SET TASK ▸
Transcribe the records exactly. Pictures do not belong in the transcription.

INPUT FOR THIS TASK ▸
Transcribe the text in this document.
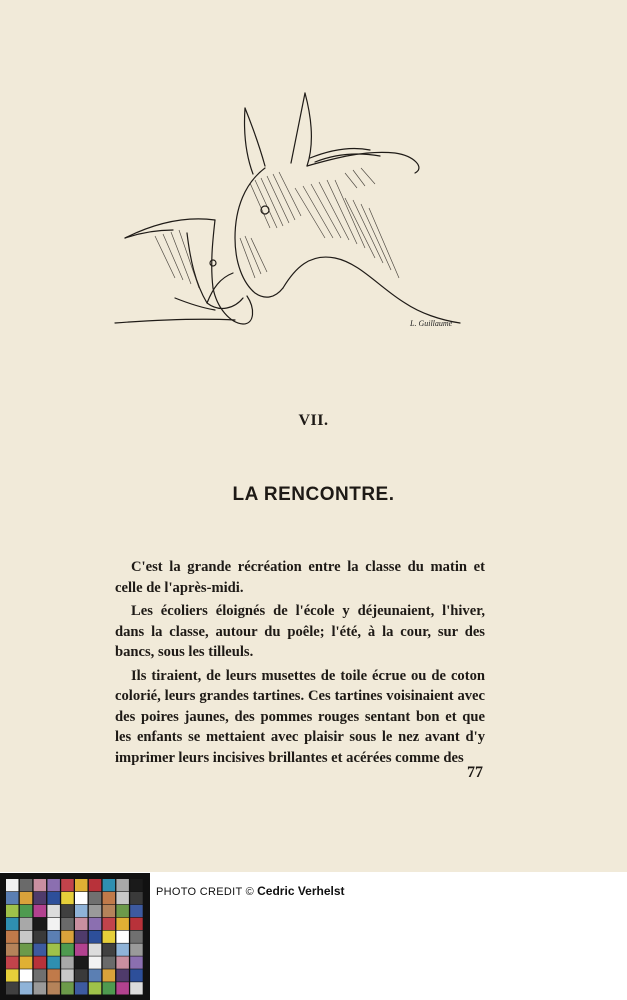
L. Guillaume
VII.
LA RENCONTRE.

C'est la grande récréation entre la classe du matin et celle de l'après-midi.

Les écoliers éloignés de l'école y déjeunaient, l'hiver, dans la classe, autour du poêle; l'été, à la cour, sur des bancs, sous les tilleuls.

Ils tiraient, de leurs musettes de toile écrue ou de coton colorié, leurs grandes tartines. Ces tartines voisinaient avec des poires jaunes, des pommes rouges sentant bon et que les enfants se mettaient avec plaisir sous le nez avant d'y imprimer leurs incisives brillantes et acérées comme des

77
PHOTO CREDIT © Cedric Verhelst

REPLY TO THE TASK ▸
Transcribe the text in this document.
L. Guillaume
VII.
LA RENCONTRE.

C'est la grande récréation entre la classe du matin et celle de l'après-midi.

Les écoliers éloignés de l'école y déjeunaient, l'hiver, dans la classe, autour du poêle; l'été, à la cour, sur des bancs, sous les tilleuls.

Ils tiraient, de leurs musettes de toile écrue ou de coton colorié, leurs grandes tartines. Ces tartines voisinaient avec des poires jaunes, des pommes rouges sentant bon et que les enfants se mettaient avec plaisir sous le nez avant d'y imprimer leurs incisives brillantes et acérées comme des

77
PHOTO CREDIT © Cedric Verhelst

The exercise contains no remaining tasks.